- [EXERCISE AIM]: Search the material for the word "người" and copy each line that holds it.

- [Data excerpts]:
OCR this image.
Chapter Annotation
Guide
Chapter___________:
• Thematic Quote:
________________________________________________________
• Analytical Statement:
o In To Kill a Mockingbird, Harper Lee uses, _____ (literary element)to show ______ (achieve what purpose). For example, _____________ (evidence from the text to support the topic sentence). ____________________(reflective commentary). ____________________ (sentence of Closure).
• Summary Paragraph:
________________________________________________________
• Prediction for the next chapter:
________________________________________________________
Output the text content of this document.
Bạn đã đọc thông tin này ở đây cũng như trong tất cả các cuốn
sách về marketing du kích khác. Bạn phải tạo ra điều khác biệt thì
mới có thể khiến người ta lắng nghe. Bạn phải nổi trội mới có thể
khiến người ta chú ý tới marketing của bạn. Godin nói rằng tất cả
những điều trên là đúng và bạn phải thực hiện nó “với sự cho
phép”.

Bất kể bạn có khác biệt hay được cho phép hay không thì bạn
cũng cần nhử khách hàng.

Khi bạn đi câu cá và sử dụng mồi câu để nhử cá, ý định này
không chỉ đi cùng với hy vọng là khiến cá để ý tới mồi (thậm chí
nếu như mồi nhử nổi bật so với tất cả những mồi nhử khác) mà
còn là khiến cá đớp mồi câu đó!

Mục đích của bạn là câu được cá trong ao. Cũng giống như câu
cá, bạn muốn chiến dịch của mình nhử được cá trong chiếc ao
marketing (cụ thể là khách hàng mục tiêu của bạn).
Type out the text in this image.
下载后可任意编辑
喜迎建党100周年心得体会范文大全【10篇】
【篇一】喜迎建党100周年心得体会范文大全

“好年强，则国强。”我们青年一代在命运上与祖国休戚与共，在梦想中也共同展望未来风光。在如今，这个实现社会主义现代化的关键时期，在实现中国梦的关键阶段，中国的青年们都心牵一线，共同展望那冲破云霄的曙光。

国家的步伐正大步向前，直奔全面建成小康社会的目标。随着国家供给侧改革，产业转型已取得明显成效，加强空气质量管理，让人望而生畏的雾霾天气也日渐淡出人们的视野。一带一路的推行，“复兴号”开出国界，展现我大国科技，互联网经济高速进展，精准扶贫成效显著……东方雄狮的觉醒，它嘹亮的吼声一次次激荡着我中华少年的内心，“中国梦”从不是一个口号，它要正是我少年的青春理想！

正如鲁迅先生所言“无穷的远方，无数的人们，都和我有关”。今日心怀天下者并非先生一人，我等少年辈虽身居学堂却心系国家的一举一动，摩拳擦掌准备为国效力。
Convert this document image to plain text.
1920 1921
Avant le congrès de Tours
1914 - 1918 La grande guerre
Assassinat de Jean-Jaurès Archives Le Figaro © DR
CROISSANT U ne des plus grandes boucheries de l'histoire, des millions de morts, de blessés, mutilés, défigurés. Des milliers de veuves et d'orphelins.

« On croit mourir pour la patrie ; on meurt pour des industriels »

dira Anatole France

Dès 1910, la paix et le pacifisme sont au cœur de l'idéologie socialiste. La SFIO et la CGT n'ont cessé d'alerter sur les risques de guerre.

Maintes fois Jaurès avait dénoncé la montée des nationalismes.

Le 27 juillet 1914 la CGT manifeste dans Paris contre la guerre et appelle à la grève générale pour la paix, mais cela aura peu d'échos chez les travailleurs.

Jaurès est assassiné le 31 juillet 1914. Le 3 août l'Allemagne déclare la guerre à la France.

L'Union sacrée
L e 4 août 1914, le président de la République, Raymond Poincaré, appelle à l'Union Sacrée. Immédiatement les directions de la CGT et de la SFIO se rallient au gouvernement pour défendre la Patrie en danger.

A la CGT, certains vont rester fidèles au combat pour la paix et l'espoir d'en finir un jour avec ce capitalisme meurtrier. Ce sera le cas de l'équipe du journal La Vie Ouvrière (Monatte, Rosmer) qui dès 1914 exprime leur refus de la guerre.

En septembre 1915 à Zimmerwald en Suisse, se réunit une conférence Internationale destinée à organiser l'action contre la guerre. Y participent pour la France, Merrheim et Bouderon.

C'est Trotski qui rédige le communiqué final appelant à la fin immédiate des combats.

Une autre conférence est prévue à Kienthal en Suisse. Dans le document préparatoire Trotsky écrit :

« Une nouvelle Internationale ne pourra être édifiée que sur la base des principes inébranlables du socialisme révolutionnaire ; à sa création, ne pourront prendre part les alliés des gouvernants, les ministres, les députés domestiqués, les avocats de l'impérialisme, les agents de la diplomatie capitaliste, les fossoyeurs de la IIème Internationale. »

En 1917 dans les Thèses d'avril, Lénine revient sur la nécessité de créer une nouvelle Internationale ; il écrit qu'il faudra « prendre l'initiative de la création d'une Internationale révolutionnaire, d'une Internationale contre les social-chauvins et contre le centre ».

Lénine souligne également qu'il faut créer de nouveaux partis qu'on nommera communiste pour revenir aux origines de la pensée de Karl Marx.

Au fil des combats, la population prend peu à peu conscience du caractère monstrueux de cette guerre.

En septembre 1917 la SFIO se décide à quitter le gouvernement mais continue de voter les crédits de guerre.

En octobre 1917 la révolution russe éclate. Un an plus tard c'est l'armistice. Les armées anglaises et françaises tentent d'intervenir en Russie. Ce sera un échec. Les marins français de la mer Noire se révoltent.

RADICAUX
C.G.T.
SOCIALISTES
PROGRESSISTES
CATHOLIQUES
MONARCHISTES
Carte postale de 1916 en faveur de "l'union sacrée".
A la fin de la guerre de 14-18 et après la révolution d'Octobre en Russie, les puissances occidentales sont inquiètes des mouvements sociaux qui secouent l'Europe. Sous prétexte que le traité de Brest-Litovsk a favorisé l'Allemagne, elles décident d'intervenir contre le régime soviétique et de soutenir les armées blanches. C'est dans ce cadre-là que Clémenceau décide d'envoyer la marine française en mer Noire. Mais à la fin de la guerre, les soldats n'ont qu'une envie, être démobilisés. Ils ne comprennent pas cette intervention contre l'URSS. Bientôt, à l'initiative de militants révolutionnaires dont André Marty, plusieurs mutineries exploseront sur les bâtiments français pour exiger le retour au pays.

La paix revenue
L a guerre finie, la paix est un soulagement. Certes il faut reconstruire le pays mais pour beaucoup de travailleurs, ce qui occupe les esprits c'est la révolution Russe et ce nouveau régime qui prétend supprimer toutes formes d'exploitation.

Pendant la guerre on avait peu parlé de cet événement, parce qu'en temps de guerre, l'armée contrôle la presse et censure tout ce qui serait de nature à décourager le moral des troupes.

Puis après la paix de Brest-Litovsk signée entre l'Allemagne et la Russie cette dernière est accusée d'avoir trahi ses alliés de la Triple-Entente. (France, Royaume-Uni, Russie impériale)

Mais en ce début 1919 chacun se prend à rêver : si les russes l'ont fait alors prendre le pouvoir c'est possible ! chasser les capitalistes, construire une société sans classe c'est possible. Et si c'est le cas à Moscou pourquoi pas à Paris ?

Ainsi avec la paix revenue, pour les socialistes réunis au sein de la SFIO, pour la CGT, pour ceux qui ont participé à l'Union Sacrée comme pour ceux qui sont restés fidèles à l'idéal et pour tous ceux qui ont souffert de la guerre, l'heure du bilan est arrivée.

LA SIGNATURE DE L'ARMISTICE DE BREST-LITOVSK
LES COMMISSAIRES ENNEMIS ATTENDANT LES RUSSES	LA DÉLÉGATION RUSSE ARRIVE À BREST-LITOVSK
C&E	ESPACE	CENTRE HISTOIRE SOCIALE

- [SOLUTION FOR THIS EXERCISE]:
mới có thể khiến người ta lắng nghe. Bạn phải nổi trội mới có thể
khiến người ta chú ý tới marketing của bạn. Godin nói rằng tất cả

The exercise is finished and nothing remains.